━━━━━ Data rows

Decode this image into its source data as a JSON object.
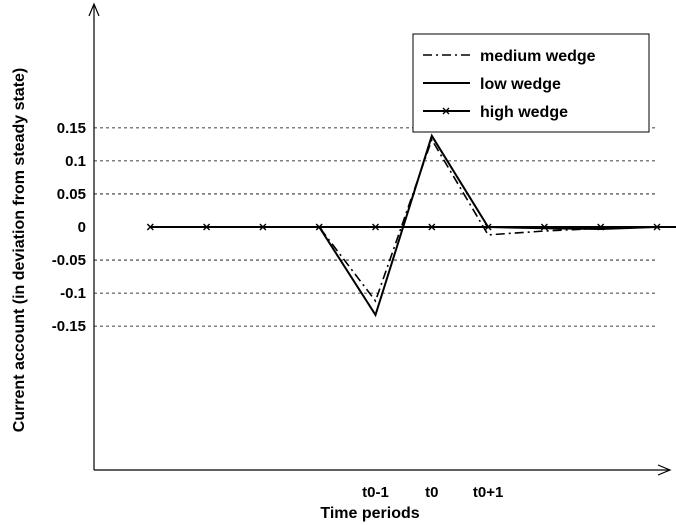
{
  "chart_data": {
    "type": "line",
    "xlabel": "Time periods",
    "ylabel": "Current account (in deviation from steady state)",
    "x": [
      1,
      2,
      3,
      4,
      5,
      6,
      7,
      8,
      9,
      10,
      11,
      12
    ],
    "xlim": [
      0,
      12.2
    ],
    "ylim": [
      -0.185,
      0.155
    ],
    "x_tick_values": [
      5,
      6,
      7
    ],
    "x_tick_labels": [
      "t0-1",
      "t0",
      "t0+1"
    ],
    "y_ticks": [
      -0.15,
      -0.1,
      -0.05,
      0,
      0.05,
      0.1,
      0.15
    ],
    "y_tick_labels": [
      "-0.15",
      "-0.1",
      "-0.05",
      "0",
      "0.05",
      "0.1",
      "0.15"
    ],
    "grid": "horizontal-dashed",
    "legend_position": "top-right",
    "series": [
      {
        "name": "medium wedge",
        "style": "dashdot",
        "color": "#000000",
        "values": [
          0,
          0,
          0,
          0,
          -0.112,
          0.132,
          -0.012,
          -0.006,
          -0.002,
          0,
          0,
          0
        ]
      },
      {
        "name": "low wedge",
        "style": "solid",
        "color": "#000000",
        "values": [
          0,
          0,
          0,
          0,
          -0.133,
          0.138,
          0,
          -0.002,
          -0.003,
          0,
          0,
          0
        ]
      },
      {
        "name": "high wedge",
        "style": "solid-x",
        "color": "#000000",
        "values": [
          0,
          0,
          0,
          0,
          0,
          0,
          0,
          0,
          0,
          0,
          0,
          0
        ]
      }
    ]
  }
}
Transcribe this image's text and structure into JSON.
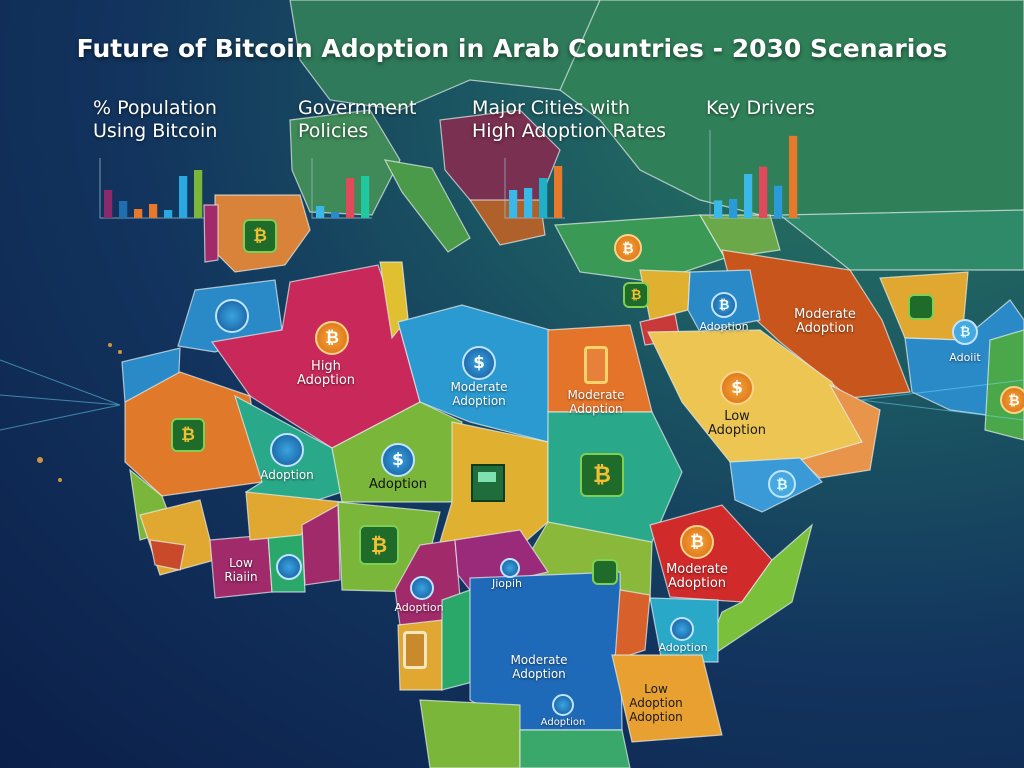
{
  "title": "Future of Bitcoin Adoption in Arab Countries - 2030 Scenarios",
  "panels": [
    {
      "heading": "% Population Using Bitcoin",
      "bars": [
        {
          "v": 28,
          "c": "#8a2a6a"
        },
        {
          "v": 17,
          "c": "#1f6fb0"
        },
        {
          "v": 9,
          "c": "#e67a2a"
        },
        {
          "v": 14,
          "c": "#e67a2a"
        },
        {
          "v": 8,
          "c": "#2aa8e0"
        },
        {
          "v": 42,
          "c": "#2aa8e0"
        },
        {
          "v": 48,
          "c": "#7ab63a"
        }
      ]
    },
    {
      "heading": "Government Policies",
      "bars": [
        {
          "v": 12,
          "c": "#3ab8e8"
        },
        {
          "v": 6,
          "c": "#2a8ad0"
        },
        {
          "v": 40,
          "c": "#e04a5a"
        },
        {
          "v": 42,
          "c": "#1fc8a0"
        }
      ]
    },
    {
      "heading": "Major Cities with High Adoption Rates",
      "bars": [
        {
          "v": 28,
          "c": "#3ab8e8"
        },
        {
          "v": 30,
          "c": "#3ab8e8"
        },
        {
          "v": 40,
          "c": "#1fb0c8"
        },
        {
          "v": 52,
          "c": "#e67a2a"
        }
      ]
    },
    {
      "heading": "Key Drivers",
      "bars": [
        {
          "v": 12,
          "c": "#3ab8e8"
        },
        {
          "v": 13,
          "c": "#2a9ad8"
        },
        {
          "v": 30,
          "c": "#3ab8e8"
        },
        {
          "v": 35,
          "c": "#e04a5a"
        },
        {
          "v": 22,
          "c": "#2a9ad8"
        },
        {
          "v": 56,
          "c": "#e67a2a"
        }
      ]
    }
  ],
  "regions": {
    "algeria": "High Adoption",
    "libya": "Moderate Adoption",
    "egypt": "Moderate Adoption",
    "saudi": "Low Adoption",
    "iran": "Moderate Adoption",
    "mali": "Adoption",
    "niger": "Adoption",
    "ethiopia": "Moderate Adoption",
    "west_africa": "Low Riaiin",
    "cameroon": "Adoption",
    "car": "Jiopih",
    "drc": "Moderate Adoption",
    "drc_small": "Adoption",
    "kenya": "Adoption",
    "tanzania": "Low Adoption Adoption",
    "jordan": "Adoption",
    "pakistan": "Adoiit"
  },
  "icons": {
    "bitcoin": "₿",
    "dollar": "$"
  },
  "colors": {
    "ocean": "#0f2d5a",
    "high": "#c8285a",
    "moderate_blue": "#2a9ad0",
    "low_yellow": "#e8c040",
    "orange": "#e4742a"
  }
}
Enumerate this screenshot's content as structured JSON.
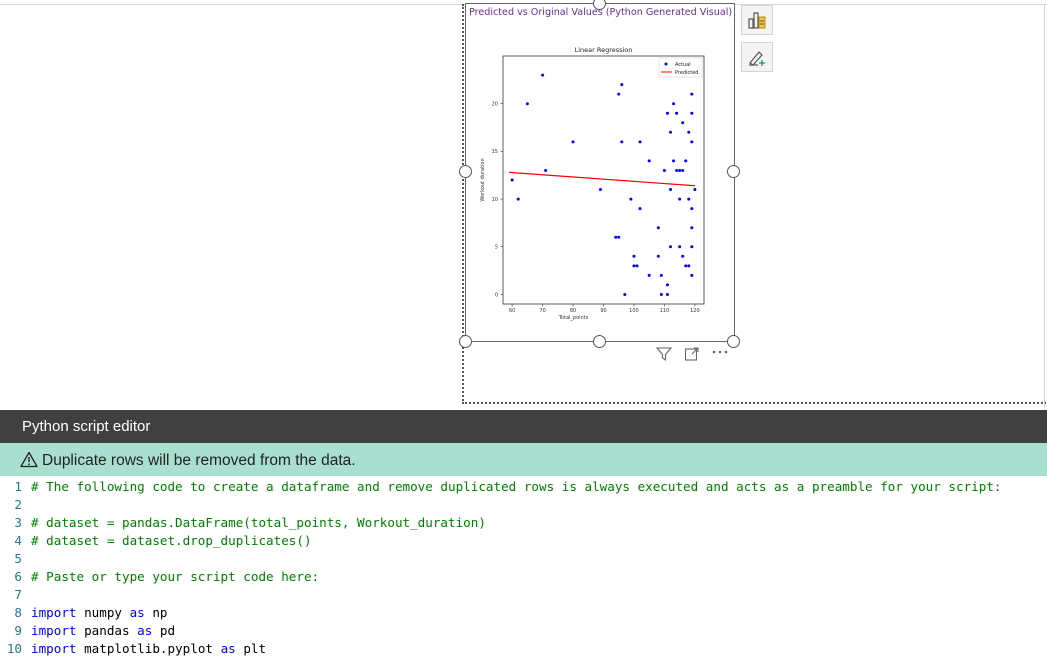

━━━━━━━━━━

Lines containing the word "this" must all be returned from the material above.

Decode this image into its source data as a JSON object.
Transcribe this image's text and structure into JSON.
Enumerate this screenshot's content as structured JSON.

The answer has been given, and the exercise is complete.